Data excerpts:
* * * * * * * * *

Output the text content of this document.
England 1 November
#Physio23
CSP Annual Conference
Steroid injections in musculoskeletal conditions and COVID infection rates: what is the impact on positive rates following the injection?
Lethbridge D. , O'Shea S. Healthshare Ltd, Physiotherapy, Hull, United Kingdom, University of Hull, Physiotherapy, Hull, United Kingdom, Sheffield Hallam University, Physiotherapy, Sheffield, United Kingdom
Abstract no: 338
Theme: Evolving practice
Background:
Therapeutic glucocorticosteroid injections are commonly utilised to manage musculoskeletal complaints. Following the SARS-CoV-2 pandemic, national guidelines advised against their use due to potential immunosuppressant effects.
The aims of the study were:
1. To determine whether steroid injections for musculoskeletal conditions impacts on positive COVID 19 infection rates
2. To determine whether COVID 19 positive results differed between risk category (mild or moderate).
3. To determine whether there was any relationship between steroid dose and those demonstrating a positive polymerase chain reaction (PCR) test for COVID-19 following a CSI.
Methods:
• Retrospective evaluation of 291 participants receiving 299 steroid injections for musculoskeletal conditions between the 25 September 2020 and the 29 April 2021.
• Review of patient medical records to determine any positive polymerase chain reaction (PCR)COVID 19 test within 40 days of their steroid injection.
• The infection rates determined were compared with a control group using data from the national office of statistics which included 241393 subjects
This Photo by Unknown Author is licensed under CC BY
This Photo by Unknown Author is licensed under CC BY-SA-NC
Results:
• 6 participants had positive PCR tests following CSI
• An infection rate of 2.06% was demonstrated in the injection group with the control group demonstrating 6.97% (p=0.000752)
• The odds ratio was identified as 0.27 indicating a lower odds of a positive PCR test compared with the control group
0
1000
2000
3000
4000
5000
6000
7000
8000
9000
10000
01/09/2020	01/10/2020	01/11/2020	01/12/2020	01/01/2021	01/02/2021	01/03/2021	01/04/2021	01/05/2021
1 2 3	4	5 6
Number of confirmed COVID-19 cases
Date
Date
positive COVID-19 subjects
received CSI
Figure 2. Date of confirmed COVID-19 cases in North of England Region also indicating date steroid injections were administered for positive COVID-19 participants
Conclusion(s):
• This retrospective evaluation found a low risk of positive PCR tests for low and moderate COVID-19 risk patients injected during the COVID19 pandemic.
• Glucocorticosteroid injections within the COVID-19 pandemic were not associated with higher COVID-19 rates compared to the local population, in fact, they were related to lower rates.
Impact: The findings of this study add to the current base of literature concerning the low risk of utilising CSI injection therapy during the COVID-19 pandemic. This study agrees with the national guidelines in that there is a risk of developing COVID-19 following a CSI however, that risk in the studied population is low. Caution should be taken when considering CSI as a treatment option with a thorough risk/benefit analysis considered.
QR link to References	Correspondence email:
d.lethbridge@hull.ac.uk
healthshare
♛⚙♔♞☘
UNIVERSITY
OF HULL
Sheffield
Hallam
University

* * * * * * * * *

*WHAT IS NEEDED*.
From the first line to the last, reproduce the data above exactly.

*ANSWER AREA*.
Output the text content of this document.
England 1 November
#Physio23
CSP Annual Conference
Steroid injections in musculoskeletal conditions and COVID infection rates: what is the impact on positive rates following the injection?
Lethbridge D. , O'Shea S. Healthshare Ltd, Physiotherapy, Hull, United Kingdom, University of Hull, Physiotherapy, Hull, United Kingdom, Sheffield Hallam University, Physiotherapy, Sheffield, United Kingdom
Abstract no: 338
Theme: Evolving practice
Background:
Therapeutic glucocorticosteroid injections are commonly utilised to manage musculoskeletal complaints. Following the SARS-CoV-2 pandemic, national guidelines advised against their use due to potential immunosuppressant effects.
The aims of the study were:
1. To determine whether steroid injections for musculoskeletal conditions impacts on positive COVID 19 infection rates
2. To determine whether COVID 19 positive results differed between risk category (mild or moderate).
3. To determine whether there was any relationship between steroid dose and those demonstrating a positive polymerase chain reaction (PCR) test for COVID-19 following a CSI.
Methods:
• Retrospective evaluation of 291 participants receiving 299 steroid injections for musculoskeletal conditions between the 25 September 2020 and the 29 April 2021.
• Review of patient medical records to determine any positive polymerase chain reaction (PCR)COVID 19 test within 40 days of their steroid injection.
• The infection rates determined were compared with a control group using data from the national office of statistics which included 241393 subjects
This Photo by Unknown Author is licensed under CC BY
This Photo by Unknown Author is licensed under CC BY-SA-NC
Results:
• 6 participants had positive PCR tests following CSI
• An infection rate of 2.06% was demonstrated in the injection group with the control group demonstrating 6.97% (p=0.000752)
• The odds ratio was identified as 0.27 indicating a lower odds of a positive PCR test compared with the control group
0
1000
2000
3000
4000
5000
6000
7000
8000
9000
10000
01/09/2020	01/10/2020	01/11/2020	01/12/2020	01/01/2021	01/02/2021	01/03/2021	01/04/2021	01/05/2021
1 2 3	4	5 6
Number of confirmed COVID-19 cases
Date
Date
positive COVID-19 subjects
received CSI
Figure 2. Date of confirmed COVID-19 cases in North of England Region also indicating date steroid injections were administered for positive COVID-19 participants
Conclusion(s):
• This retrospective evaluation found a low risk of positive PCR tests for low and moderate COVID-19 risk patients injected during the COVID19 pandemic.
• Glucocorticosteroid injections within the COVID-19 pandemic were not associated with higher COVID-19 rates compared to the local population, in fact, they were related to lower rates.
Impact: The findings of this study add to the current base of literature concerning the low risk of utilising CSI injection therapy during the COVID-19 pandemic. This study agrees with the national guidelines in that there is a risk of developing COVID-19 following a CSI however, that risk in the studied population is low. Caution should be taken when considering CSI as a treatment option with a thorough risk/benefit analysis considered.
QR link to References	Correspondence email:
d.lethbridge@hull.ac.uk
healthshare
♛⚙♔♞☘
UNIVERSITY
OF HULL
Sheffield
Hallam
University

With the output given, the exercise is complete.